Your objective.
Records follow. Pull out every line that contains "Size".

=== Record set ===

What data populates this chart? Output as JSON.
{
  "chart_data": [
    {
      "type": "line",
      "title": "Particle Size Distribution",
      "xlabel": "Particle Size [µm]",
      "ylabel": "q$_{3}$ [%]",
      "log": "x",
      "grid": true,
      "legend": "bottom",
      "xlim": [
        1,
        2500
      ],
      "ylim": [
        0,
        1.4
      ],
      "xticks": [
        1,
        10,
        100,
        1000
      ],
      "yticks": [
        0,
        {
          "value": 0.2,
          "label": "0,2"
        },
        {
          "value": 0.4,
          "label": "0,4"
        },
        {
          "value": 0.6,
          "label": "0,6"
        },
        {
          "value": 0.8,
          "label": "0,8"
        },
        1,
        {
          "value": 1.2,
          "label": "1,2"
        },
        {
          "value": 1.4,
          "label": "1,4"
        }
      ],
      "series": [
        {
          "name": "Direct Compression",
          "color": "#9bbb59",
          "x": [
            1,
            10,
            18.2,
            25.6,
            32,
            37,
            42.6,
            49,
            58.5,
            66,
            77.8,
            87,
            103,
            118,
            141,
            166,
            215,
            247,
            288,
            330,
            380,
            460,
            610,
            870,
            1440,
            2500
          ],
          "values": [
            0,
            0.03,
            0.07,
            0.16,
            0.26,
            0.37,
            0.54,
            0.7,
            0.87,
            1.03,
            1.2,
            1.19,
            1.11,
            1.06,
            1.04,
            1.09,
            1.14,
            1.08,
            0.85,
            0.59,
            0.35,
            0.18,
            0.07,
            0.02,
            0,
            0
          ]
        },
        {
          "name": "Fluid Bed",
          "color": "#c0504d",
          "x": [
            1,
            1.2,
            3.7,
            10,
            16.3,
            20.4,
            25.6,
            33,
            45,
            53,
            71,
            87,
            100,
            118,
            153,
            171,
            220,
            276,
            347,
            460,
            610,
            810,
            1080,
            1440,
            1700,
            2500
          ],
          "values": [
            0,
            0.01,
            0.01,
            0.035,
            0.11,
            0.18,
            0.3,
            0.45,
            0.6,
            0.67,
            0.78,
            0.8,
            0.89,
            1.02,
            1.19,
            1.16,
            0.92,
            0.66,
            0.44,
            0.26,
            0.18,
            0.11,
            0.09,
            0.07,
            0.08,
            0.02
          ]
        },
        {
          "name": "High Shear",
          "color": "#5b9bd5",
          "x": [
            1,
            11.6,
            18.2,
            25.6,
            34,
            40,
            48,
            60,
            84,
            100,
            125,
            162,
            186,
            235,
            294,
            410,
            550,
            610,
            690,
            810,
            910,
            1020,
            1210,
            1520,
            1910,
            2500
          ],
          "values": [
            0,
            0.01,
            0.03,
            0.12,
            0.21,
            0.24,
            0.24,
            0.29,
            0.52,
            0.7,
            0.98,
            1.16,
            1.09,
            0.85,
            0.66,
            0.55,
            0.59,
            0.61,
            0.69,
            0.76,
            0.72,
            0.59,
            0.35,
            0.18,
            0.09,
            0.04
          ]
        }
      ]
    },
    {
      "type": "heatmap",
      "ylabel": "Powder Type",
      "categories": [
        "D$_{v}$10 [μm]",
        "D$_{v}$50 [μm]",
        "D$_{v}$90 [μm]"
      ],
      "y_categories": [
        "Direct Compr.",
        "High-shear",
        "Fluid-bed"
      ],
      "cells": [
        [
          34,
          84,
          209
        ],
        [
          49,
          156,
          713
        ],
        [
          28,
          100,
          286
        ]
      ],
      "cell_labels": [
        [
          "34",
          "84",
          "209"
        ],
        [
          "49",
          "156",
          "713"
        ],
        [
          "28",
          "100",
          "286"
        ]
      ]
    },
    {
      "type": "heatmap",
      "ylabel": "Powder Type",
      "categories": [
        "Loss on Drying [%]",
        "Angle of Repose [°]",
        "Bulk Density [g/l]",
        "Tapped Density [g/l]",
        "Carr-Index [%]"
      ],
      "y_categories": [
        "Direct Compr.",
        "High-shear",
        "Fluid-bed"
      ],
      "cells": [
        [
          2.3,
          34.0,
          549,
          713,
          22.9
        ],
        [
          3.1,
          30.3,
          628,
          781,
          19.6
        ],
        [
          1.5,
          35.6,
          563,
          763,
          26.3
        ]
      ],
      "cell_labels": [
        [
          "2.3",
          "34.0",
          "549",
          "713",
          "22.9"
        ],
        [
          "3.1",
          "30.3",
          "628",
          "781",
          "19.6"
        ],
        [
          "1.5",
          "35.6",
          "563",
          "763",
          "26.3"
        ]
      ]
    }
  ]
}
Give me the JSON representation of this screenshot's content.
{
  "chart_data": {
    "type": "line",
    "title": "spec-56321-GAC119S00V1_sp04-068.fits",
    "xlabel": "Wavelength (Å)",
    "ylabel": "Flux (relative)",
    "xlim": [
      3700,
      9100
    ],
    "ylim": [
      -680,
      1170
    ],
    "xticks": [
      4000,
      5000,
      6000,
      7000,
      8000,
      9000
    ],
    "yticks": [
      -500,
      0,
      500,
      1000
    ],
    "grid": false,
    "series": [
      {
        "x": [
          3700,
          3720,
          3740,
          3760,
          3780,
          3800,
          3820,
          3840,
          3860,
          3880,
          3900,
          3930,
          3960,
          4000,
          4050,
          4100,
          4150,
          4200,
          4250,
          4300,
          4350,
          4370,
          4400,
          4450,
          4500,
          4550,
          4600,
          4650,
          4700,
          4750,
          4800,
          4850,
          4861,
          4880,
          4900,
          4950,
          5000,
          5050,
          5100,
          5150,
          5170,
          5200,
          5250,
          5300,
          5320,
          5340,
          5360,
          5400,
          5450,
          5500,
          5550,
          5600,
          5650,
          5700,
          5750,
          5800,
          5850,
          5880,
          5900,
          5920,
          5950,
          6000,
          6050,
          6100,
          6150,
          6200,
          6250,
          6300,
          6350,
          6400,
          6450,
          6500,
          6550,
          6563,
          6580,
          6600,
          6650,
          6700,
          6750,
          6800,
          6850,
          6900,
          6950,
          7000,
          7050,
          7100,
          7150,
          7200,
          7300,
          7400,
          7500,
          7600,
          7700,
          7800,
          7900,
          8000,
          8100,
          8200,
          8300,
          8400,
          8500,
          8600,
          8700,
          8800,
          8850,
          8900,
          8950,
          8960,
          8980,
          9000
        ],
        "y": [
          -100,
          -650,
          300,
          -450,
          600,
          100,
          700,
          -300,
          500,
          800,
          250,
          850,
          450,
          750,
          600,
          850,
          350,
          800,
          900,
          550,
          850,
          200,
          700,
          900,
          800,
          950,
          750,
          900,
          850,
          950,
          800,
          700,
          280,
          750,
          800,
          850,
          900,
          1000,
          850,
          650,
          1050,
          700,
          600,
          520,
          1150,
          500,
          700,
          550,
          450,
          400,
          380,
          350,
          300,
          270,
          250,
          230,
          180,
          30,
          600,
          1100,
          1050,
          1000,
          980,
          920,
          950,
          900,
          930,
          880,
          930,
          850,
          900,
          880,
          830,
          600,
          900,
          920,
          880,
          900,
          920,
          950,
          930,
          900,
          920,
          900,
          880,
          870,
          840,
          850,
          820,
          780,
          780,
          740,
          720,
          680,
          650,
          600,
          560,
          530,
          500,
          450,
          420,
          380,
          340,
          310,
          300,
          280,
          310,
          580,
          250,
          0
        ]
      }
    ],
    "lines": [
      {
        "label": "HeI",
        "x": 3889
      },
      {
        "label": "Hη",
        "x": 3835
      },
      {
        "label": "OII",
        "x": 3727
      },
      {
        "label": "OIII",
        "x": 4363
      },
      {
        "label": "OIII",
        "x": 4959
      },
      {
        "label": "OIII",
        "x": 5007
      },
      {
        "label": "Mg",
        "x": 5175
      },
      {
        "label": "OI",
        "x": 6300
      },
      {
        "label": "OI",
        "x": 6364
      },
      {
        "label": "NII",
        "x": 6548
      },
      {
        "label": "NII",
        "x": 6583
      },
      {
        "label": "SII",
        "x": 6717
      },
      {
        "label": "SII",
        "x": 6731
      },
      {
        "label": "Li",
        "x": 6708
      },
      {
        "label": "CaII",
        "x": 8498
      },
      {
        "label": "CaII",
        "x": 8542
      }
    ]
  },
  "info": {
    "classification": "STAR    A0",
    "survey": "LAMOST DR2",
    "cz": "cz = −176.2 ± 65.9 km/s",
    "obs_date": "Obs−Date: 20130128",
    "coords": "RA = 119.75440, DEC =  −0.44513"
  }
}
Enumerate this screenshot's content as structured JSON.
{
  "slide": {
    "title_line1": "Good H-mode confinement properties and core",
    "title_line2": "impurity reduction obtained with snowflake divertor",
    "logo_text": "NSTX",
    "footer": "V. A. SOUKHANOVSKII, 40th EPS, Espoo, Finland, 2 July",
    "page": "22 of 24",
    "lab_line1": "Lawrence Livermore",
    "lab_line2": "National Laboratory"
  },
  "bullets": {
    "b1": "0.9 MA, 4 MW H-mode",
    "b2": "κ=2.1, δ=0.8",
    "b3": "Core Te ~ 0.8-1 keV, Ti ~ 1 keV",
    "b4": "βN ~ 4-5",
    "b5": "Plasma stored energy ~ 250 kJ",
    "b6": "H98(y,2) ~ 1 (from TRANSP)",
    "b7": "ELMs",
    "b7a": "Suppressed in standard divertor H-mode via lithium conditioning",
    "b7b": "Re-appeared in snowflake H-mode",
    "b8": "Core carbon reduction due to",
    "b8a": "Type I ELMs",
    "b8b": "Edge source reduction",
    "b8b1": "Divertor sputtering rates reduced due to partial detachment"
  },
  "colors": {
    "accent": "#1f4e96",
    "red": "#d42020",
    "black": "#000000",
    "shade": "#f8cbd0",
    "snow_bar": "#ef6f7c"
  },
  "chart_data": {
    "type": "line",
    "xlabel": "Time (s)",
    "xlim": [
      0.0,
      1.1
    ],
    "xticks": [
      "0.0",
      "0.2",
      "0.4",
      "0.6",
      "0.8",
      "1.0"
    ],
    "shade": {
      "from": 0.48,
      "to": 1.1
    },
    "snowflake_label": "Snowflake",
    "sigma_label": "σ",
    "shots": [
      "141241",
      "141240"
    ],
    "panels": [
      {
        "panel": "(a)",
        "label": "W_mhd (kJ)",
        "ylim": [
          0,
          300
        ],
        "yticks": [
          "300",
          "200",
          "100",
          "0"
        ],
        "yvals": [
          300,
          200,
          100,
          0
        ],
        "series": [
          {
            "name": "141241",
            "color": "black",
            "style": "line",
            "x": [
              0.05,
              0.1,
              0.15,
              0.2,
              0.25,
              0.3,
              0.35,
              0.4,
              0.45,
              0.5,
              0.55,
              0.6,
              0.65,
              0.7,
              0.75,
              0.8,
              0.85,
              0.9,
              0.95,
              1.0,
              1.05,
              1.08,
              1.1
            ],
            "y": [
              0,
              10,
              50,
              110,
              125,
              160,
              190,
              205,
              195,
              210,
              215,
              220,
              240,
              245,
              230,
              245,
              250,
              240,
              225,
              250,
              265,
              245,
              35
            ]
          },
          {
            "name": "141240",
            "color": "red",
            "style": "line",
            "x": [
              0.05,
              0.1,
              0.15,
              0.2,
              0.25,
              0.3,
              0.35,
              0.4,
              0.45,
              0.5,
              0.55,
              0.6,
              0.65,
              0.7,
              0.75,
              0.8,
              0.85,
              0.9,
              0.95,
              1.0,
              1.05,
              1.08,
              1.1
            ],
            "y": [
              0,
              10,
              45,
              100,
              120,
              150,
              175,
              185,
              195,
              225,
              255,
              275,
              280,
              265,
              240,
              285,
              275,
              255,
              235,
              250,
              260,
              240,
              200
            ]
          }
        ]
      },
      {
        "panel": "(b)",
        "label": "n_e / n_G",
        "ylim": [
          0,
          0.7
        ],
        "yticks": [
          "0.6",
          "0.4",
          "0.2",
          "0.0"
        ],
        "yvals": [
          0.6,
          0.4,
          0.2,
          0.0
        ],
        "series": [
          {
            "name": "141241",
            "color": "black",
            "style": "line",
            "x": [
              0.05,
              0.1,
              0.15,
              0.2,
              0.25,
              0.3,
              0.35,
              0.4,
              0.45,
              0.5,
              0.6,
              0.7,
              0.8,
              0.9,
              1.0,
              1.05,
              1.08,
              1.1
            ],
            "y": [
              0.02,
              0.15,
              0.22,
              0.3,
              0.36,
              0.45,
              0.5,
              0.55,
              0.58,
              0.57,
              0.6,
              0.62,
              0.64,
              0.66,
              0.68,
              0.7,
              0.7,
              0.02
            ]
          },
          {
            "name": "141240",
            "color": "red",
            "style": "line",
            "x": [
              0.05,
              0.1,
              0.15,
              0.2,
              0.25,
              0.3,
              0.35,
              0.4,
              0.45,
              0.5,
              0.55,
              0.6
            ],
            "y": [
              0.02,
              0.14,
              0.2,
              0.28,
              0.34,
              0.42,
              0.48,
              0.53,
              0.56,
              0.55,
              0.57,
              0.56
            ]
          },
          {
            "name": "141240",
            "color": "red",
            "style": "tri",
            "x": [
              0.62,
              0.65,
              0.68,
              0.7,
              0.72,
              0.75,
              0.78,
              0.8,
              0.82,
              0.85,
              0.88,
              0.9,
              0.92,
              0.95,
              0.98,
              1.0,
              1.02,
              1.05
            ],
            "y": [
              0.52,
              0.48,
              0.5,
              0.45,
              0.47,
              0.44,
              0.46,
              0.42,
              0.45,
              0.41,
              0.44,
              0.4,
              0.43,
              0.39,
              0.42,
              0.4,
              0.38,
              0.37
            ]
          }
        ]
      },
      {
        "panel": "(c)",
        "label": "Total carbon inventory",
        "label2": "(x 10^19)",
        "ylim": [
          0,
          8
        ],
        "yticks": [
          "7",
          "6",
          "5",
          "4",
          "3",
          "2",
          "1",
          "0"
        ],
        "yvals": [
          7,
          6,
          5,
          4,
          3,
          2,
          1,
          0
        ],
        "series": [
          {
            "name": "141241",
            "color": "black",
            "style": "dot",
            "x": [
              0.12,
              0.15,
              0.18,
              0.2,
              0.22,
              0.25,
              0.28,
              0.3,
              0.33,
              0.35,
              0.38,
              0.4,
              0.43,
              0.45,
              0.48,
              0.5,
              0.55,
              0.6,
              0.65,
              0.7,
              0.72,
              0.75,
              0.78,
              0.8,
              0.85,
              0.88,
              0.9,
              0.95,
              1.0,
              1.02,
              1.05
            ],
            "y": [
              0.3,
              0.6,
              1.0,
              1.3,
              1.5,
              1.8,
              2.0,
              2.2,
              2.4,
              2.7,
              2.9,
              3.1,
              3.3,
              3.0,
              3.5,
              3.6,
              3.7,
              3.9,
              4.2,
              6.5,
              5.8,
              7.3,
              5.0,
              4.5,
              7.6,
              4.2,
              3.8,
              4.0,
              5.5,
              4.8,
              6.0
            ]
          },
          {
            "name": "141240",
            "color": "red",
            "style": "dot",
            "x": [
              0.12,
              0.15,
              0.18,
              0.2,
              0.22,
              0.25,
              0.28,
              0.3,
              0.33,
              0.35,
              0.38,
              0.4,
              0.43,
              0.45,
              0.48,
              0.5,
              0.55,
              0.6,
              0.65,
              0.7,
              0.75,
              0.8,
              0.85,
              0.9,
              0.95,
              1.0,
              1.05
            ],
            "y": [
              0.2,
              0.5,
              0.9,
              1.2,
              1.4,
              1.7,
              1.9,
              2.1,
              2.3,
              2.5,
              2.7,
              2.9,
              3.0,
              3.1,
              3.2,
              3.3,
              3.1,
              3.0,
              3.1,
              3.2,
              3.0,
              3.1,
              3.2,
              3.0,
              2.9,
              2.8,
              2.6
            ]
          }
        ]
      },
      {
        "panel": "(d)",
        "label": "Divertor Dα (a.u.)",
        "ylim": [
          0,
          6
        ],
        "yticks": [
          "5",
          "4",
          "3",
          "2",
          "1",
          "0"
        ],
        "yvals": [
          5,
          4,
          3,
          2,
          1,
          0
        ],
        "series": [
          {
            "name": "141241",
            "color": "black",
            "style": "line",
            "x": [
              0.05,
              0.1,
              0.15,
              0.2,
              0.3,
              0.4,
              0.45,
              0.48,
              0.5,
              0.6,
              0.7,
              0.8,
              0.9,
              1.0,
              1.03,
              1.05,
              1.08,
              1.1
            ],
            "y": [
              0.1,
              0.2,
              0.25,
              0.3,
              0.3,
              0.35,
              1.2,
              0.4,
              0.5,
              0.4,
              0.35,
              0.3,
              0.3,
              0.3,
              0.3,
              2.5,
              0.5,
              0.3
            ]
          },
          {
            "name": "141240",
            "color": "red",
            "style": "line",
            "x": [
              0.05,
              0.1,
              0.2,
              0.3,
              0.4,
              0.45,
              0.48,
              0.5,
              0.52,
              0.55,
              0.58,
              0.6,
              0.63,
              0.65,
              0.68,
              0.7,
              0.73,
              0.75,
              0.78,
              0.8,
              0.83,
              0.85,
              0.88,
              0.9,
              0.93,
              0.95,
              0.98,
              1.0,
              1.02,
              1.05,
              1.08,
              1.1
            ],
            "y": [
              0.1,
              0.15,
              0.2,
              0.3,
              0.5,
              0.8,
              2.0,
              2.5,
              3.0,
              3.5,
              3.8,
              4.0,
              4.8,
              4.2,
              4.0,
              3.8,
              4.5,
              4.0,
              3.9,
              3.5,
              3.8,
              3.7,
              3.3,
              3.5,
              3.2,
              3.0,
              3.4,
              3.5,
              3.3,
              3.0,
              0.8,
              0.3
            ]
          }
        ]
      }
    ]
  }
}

===

Exercise output.
      "title": "Particle Size Distribution",
      "xlabel": "Particle Size [µm]",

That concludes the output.